Recorded data
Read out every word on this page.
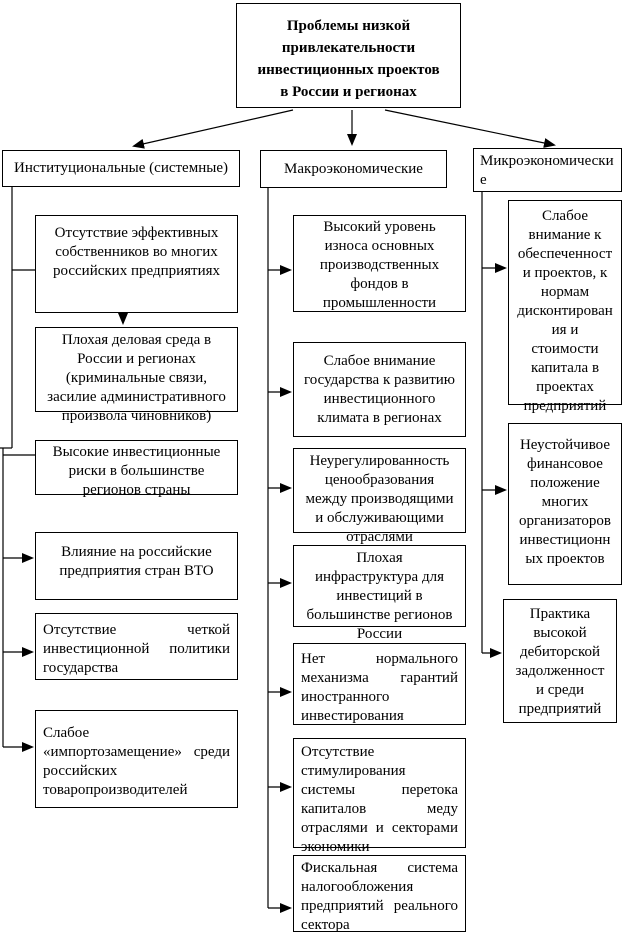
Проблемы низкой
привлекательности
инвестиционных проектов
в России и регионах
Институциональные (системные)	Макроэкономические	Микроэкономические
Отсутствие эффективных
собственников во многих
российских предприятиях
Плохая деловая среда в
России и регионах
(криминальные связи,
засилие административного
произвола чиновников)
Высокие инвестиционные
риски в большинстве
регионов страны
Влияние на российские
предприятия стран ВТО
Отсутствие четкой
инвестиционной политики
государства
Слабое
«импортозамещение» среди
российских
товаропроизводителей
Высокий уровень
износа основных
производственных
фондов в
промышленности
Слабое внимание
государства к развитию
инвестиционного
климата в регионах
Неурегулированность
ценообразования
между производящими
и обслуживающими
отраслями
Плохая
инфраструктура для
инвестиций в
большинстве регионов
России
Нет нормального
механизма гарантий
иностранного
инвестирования
Отсутствие
стимулирования
системы перетока
капиталов меду
отраслями и секторами
экономики
Фискальная система
налогообложения
предприятий реального
сектора
Слабое
внимание к
обеспеченност
и проектов, к
нормам
дисконтирован
ия и
стоимости
капитала в
проектах
предприятий
Неустойчивое
финансовое
положение
многих
организаторов
инвестиционн
ых проектов
Практика
высокой
дебиторской
задолженност
и среди
предприятий
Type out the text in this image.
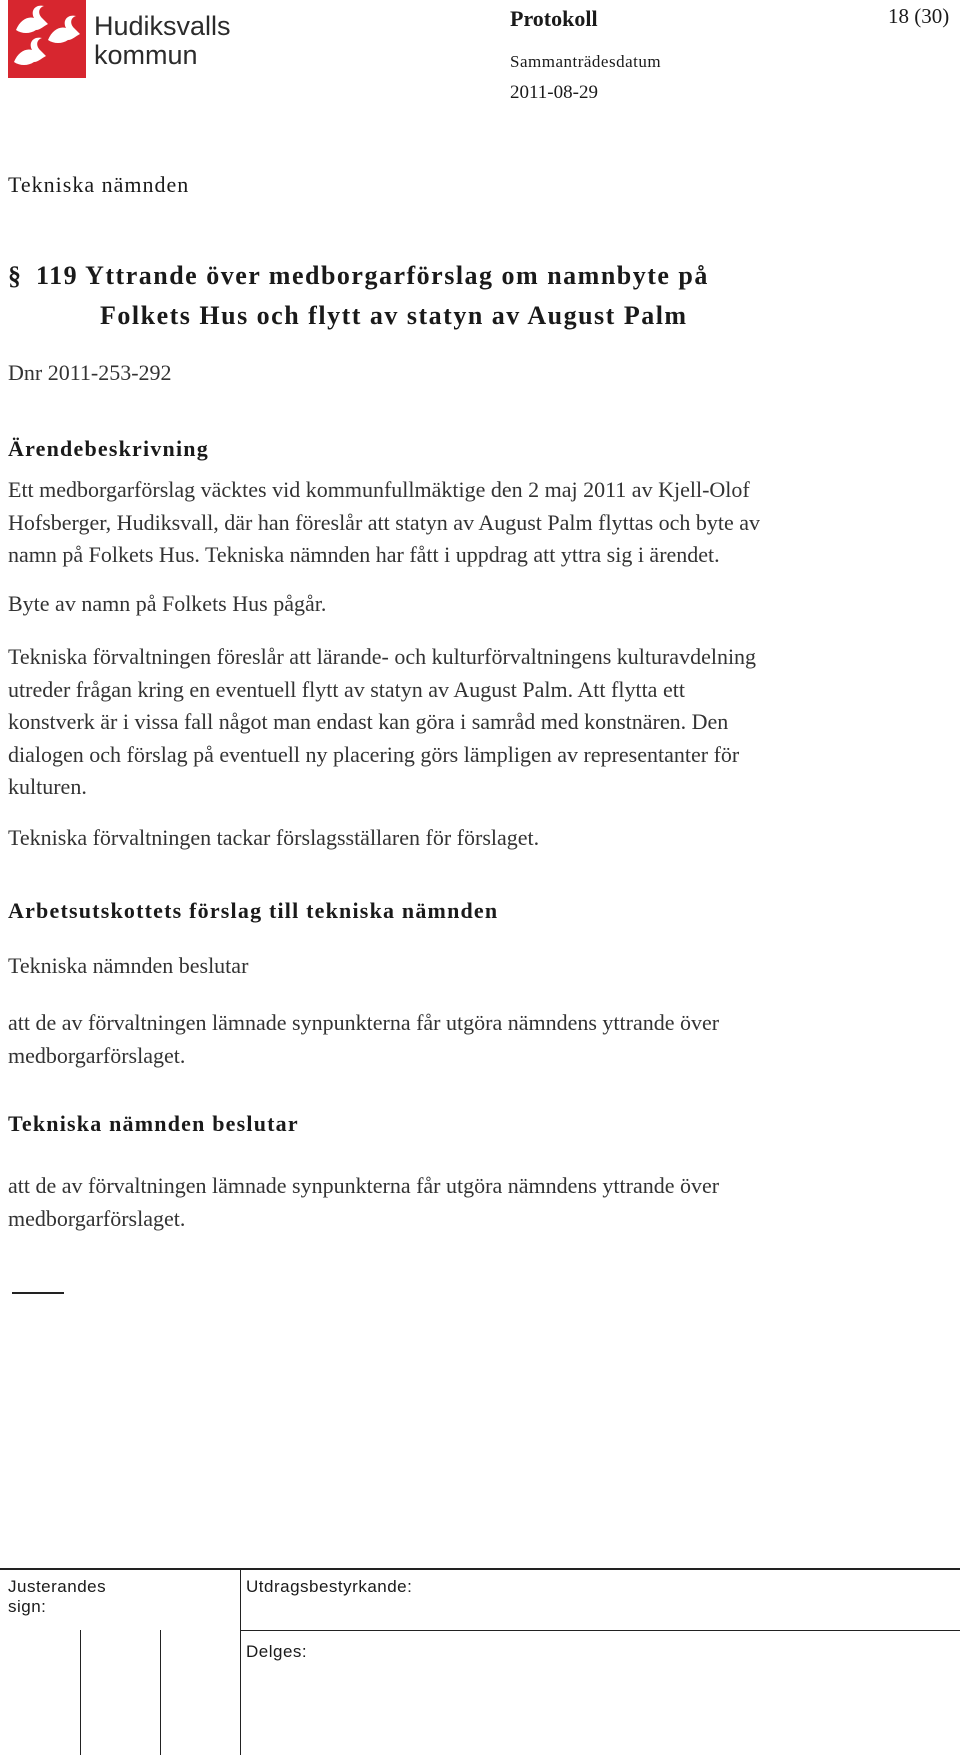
Hudiksvalls
kommun
Protokoll	18 (30)
Sammanträdesdatum
2011-08-29
Tekniska nämnden
§ 119 Yttrande över medborgarförslag om namnbyte på
Folkets Hus och flytt av statyn av August Palm
Dnr 2011-253-292
Ärendebeskrivning
Ett medborgarförslag väcktes vid kommunfullmäktige den 2 maj 2011 av Kjell-Olof
Hofsberger, Hudiksvall, där han föreslår att statyn av August Palm flyttas och byte av
namn på Folkets Hus. Tekniska nämnden har fått i uppdrag att yttra sig i ärendet.
Byte av namn på Folkets Hus pågår.
Tekniska förvaltningen föreslår att lärande- och kulturförvaltningens kulturavdelning
utreder frågan kring en eventuell flytt av statyn av August Palm. Att flytta ett
konstverk är i vissa fall något man endast kan göra i samråd med konstnären. Den
dialogen och förslag på eventuell ny placering görs lämpligen av representanter för
kulturen.
Tekniska förvaltningen tackar förslagsställaren för förslaget.
Arbetsutskottets förslag till tekniska nämnden
Tekniska nämnden beslutar
att de av förvaltningen lämnade synpunkterna får utgöra nämndens yttrande över
medborgarförslaget.
Tekniska nämnden beslutar
att de av förvaltningen lämnade synpunkterna får utgöra nämndens yttrande över
medborgarförslaget.
Justerandes
sign:
Utdragsbestyrkande:
Delges:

== WHAT IS ASKED ==
Leave the images out and output the remaining material exactly as it stands.

== THE ANSWER ==
Read out every word on this page.
Проблемы низкой
привлекательности
инвестиционных проектов
в России и регионах
Институциональные (системные)	Макроэкономические	Микроэкономические
Отсутствие эффективных
собственников во многих
российских предприятиях
Плохая деловая среда в
России и регионах
(криминальные связи,
засилие административного
произвола чиновников)
Высокие инвестиционные
риски в большинстве
регионов страны
Влияние на российские
предприятия стран ВТО
Отсутствие четкой
инвестиционной политики
государства
Слабое
«импортозамещение» среди
российских
товаропроизводителей
Высокий уровень
износа основных
производственных
фондов в
промышленности
Слабое внимание
государства к развитию
инвестиционного
климата в регионах
Неурегулированность
ценообразования
между производящими
и обслуживающими
отраслями
Плохая
инфраструктура для
инвестиций в
большинстве регионов
России
Нет нормального
механизма гарантий
иностранного
инвестирования
Отсутствие
стимулирования
системы перетока
капиталов меду
отраслями и секторами
экономики
Фискальная система
налогообложения
предприятий реального
сектора
Слабое
внимание к
обеспеченност
и проектов, к
нормам
дисконтирован
ия и
стоимости
капитала в
проектах
предприятий
Неустойчивое
финансовое
положение
многих
организаторов
инвестиционн
ых проектов
Практика
высокой
дебиторской
задолженност
и среди
предприятий
Type out the text in this image.
Hudiksvalls
kommun
Protokoll	18 (30)
Sammanträdesdatum
2011-08-29
Tekniska nämnden
§ 119 Yttrande över medborgarförslag om namnbyte på
Folkets Hus och flytt av statyn av August Palm
Dnr 2011-253-292
Ärendebeskrivning
Ett medborgarförslag väcktes vid kommunfullmäktige den 2 maj 2011 av Kjell-Olof
Hofsberger, Hudiksvall, där han föreslår att statyn av August Palm flyttas och byte av
namn på Folkets Hus. Tekniska nämnden har fått i uppdrag att yttra sig i ärendet.
Byte av namn på Folkets Hus pågår.
Tekniska förvaltningen föreslår att lärande- och kulturförvaltningens kulturavdelning
utreder frågan kring en eventuell flytt av statyn av August Palm. Att flytta ett
konstverk är i vissa fall något man endast kan göra i samråd med konstnären. Den
dialogen och förslag på eventuell ny placering görs lämpligen av representanter för
kulturen.
Tekniska förvaltningen tackar förslagsställaren för förslaget.
Arbetsutskottets förslag till tekniska nämnden
Tekniska nämnden beslutar
att de av förvaltningen lämnade synpunkterna får utgöra nämndens yttrande över
medborgarförslaget.
Tekniska nämnden beslutar
att de av förvaltningen lämnade synpunkterna får utgöra nämndens yttrande över
medborgarförslaget.
Justerandes
sign:
Utdragsbestyrkande:
Delges:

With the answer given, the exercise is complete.